(Excerpts from a figure dataset)
** START **

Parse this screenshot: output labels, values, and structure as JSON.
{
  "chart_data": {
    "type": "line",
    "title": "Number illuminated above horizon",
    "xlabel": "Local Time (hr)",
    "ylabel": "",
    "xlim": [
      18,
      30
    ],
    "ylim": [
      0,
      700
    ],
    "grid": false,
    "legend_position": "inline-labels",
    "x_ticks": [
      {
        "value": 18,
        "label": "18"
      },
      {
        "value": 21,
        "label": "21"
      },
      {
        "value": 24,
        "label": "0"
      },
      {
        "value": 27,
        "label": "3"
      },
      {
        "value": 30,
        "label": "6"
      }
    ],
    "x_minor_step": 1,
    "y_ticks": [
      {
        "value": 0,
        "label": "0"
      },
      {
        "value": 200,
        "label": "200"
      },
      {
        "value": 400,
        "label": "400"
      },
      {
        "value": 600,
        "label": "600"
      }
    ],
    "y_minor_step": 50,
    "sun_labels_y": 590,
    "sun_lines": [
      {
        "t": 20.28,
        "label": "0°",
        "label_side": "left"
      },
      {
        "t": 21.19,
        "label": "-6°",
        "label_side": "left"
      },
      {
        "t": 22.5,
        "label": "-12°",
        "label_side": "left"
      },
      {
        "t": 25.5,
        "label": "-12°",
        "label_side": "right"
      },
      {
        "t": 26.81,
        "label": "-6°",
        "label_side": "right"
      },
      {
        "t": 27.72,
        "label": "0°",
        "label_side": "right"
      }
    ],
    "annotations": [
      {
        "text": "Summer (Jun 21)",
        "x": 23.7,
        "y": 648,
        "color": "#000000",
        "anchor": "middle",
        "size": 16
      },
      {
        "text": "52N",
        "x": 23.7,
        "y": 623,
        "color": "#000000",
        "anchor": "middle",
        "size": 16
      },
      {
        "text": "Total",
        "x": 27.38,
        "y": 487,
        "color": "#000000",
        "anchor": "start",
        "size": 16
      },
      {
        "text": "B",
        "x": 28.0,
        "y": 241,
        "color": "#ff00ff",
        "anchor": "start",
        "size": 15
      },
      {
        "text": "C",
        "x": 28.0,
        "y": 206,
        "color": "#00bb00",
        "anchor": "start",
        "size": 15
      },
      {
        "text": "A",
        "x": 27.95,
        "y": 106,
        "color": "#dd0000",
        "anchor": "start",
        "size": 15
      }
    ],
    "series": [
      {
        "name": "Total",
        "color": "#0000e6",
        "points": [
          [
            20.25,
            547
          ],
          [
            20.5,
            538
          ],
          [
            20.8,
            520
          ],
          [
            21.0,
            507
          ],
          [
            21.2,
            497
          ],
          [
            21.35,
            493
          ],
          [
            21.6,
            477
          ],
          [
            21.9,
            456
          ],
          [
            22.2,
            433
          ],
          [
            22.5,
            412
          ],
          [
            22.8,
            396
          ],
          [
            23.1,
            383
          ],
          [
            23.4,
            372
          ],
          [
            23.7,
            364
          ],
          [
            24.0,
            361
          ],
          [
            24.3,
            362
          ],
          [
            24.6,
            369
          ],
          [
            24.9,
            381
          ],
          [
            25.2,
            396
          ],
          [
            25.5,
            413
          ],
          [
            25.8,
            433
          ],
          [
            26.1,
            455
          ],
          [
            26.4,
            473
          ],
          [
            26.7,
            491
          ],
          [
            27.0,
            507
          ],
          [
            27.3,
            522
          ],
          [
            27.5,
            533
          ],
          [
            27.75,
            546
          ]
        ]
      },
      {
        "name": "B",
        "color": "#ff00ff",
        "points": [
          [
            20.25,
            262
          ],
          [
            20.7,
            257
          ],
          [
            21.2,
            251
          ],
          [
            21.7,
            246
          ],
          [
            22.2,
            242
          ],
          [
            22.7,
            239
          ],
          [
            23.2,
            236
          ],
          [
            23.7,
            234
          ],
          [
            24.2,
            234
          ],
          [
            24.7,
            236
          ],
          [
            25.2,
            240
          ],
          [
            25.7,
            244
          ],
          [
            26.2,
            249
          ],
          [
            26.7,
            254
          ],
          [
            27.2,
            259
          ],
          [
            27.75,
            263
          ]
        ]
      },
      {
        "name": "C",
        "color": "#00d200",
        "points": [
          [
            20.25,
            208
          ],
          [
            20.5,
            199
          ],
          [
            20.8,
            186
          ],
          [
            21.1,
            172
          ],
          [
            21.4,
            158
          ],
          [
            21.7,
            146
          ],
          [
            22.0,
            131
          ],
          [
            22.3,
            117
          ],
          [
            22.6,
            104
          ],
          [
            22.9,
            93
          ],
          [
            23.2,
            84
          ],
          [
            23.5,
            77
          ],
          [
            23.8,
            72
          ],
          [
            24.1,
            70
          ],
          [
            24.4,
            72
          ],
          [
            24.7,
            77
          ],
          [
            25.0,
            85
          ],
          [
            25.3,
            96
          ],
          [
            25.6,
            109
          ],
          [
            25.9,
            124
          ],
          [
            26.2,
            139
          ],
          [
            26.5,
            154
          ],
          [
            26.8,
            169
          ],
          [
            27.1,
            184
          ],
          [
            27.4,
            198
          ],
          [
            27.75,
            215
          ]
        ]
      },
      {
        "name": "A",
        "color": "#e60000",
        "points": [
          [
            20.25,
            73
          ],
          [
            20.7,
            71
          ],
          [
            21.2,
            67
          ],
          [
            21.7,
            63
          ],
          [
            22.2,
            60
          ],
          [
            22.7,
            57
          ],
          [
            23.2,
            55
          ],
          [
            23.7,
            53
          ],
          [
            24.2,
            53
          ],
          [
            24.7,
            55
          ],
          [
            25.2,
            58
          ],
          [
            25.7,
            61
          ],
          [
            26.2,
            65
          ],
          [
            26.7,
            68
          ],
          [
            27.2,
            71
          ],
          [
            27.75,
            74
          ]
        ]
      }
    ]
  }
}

** END **

Transcribe the data above in full, exactly.

## IN RESPONSE
Parse this screenshot: output labels, values, and structure as JSON.
{
  "chart_data": {
    "type": "line",
    "title": "Number illuminated above horizon",
    "xlabel": "Local Time (hr)",
    "ylabel": "",
    "xlim": [
      18,
      30
    ],
    "ylim": [
      0,
      700
    ],
    "grid": false,
    "legend_position": "inline-labels",
    "x_ticks": [
      {
        "value": 18,
        "label": "18"
      },
      {
        "value": 21,
        "label": "21"
      },
      {
        "value": 24,
        "label": "0"
      },
      {
        "value": 27,
        "label": "3"
      },
      {
        "value": 30,
        "label": "6"
      }
    ],
    "x_minor_step": 1,
    "y_ticks": [
      {
        "value": 0,
        "label": "0"
      },
      {
        "value": 200,
        "label": "200"
      },
      {
        "value": 400,
        "label": "400"
      },
      {
        "value": 600,
        "label": "600"
      }
    ],
    "y_minor_step": 50,
    "sun_labels_y": 590,
    "sun_lines": [
      {
        "t": 20.28,
        "label": "0°",
        "label_side": "left"
      },
      {
        "t": 21.19,
        "label": "-6°",
        "label_side": "left"
      },
      {
        "t": 22.5,
        "label": "-12°",
        "label_side": "left"
      },
      {
        "t": 25.5,
        "label": "-12°",
        "label_side": "right"
      },
      {
        "t": 26.81,
        "label": "-6°",
        "label_side": "right"
      },
      {
        "t": 27.72,
        "label": "0°",
        "label_side": "right"
      }
    ],
    "annotations": [
      {
        "text": "Summer (Jun 21)",
        "x": 23.7,
        "y": 648,
        "color": "#000000",
        "anchor": "middle",
        "size": 16
      },
      {
        "text": "52N",
        "x": 23.7,
        "y": 623,
        "color": "#000000",
        "anchor": "middle",
        "size": 16
      },
      {
        "text": "Total",
        "x": 27.38,
        "y": 487,
        "color": "#000000",
        "anchor": "start",
        "size": 16
      },
      {
        "text": "B",
        "x": 28.0,
        "y": 241,
        "color": "#ff00ff",
        "anchor": "start",
        "size": 15
      },
      {
        "text": "C",
        "x": 28.0,
        "y": 206,
        "color": "#00bb00",
        "anchor": "start",
        "size": 15
      },
      {
        "text": "A",
        "x": 27.95,
        "y": 106,
        "color": "#dd0000",
        "anchor": "start",
        "size": 15
      }
    ],
    "series": [
      {
        "name": "Total",
        "color": "#0000e6",
        "points": [
          [
            20.25,
            547
          ],
          [
            20.5,
            538
          ],
          [
            20.8,
            520
          ],
          [
            21.0,
            507
          ],
          [
            21.2,
            497
          ],
          [
            21.35,
            493
          ],
          [
            21.6,
            477
          ],
          [
            21.9,
            456
          ],
          [
            22.2,
            433
          ],
          [
            22.5,
            412
          ],
          [
            22.8,
            396
          ],
          [
            23.1,
            383
          ],
          [
            23.4,
            372
          ],
          [
            23.7,
            364
          ],
          [
            24.0,
            361
          ],
          [
            24.3,
            362
          ],
          [
            24.6,
            369
          ],
          [
            24.9,
            381
          ],
          [
            25.2,
            396
          ],
          [
            25.5,
            413
          ],
          [
            25.8,
            433
          ],
          [
            26.1,
            455
          ],
          [
            26.4,
            473
          ],
          [
            26.7,
            491
          ],
          [
            27.0,
            507
          ],
          [
            27.3,
            522
          ],
          [
            27.5,
            533
          ],
          [
            27.75,
            546
          ]
        ]
      },
      {
        "name": "B",
        "color": "#ff00ff",
        "points": [
          [
            20.25,
            262
          ],
          [
            20.7,
            257
          ],
          [
            21.2,
            251
          ],
          [
            21.7,
            246
          ],
          [
            22.2,
            242
          ],
          [
            22.7,
            239
          ],
          [
            23.2,
            236
          ],
          [
            23.7,
            234
          ],
          [
            24.2,
            234
          ],
          [
            24.7,
            236
          ],
          [
            25.2,
            240
          ],
          [
            25.7,
            244
          ],
          [
            26.2,
            249
          ],
          [
            26.7,
            254
          ],
          [
            27.2,
            259
          ],
          [
            27.75,
            263
          ]
        ]
      },
      {
        "name": "C",
        "color": "#00d200",
        "points": [
          [
            20.25,
            208
          ],
          [
            20.5,
            199
          ],
          [
            20.8,
            186
          ],
          [
            21.1,
            172
          ],
          [
            21.4,
            158
          ],
          [
            21.7,
            146
          ],
          [
            22.0,
            131
          ],
          [
            22.3,
            117
          ],
          [
            22.6,
            104
          ],
          [
            22.9,
            93
          ],
          [
            23.2,
            84
          ],
          [
            23.5,
            77
          ],
          [
            23.8,
            72
          ],
          [
            24.1,
            70
          ],
          [
            24.4,
            72
          ],
          [
            24.7,
            77
          ],
          [
            25.0,
            85
          ],
          [
            25.3,
            96
          ],
          [
            25.6,
            109
          ],
          [
            25.9,
            124
          ],
          [
            26.2,
            139
          ],
          [
            26.5,
            154
          ],
          [
            26.8,
            169
          ],
          [
            27.1,
            184
          ],
          [
            27.4,
            198
          ],
          [
            27.75,
            215
          ]
        ]
      },
      {
        "name": "A",
        "color": "#e60000",
        "points": [
          [
            20.25,
            73
          ],
          [
            20.7,
            71
          ],
          [
            21.2,
            67
          ],
          [
            21.7,
            63
          ],
          [
            22.2,
            60
          ],
          [
            22.7,
            57
          ],
          [
            23.2,
            55
          ],
          [
            23.7,
            53
          ],
          [
            24.2,
            53
          ],
          [
            24.7,
            55
          ],
          [
            25.2,
            58
          ],
          [
            25.7,
            61
          ],
          [
            26.2,
            65
          ],
          [
            26.7,
            68
          ],
          [
            27.2,
            71
          ],
          [
            27.75,
            74
          ]
        ]
      }
    ]
  }
}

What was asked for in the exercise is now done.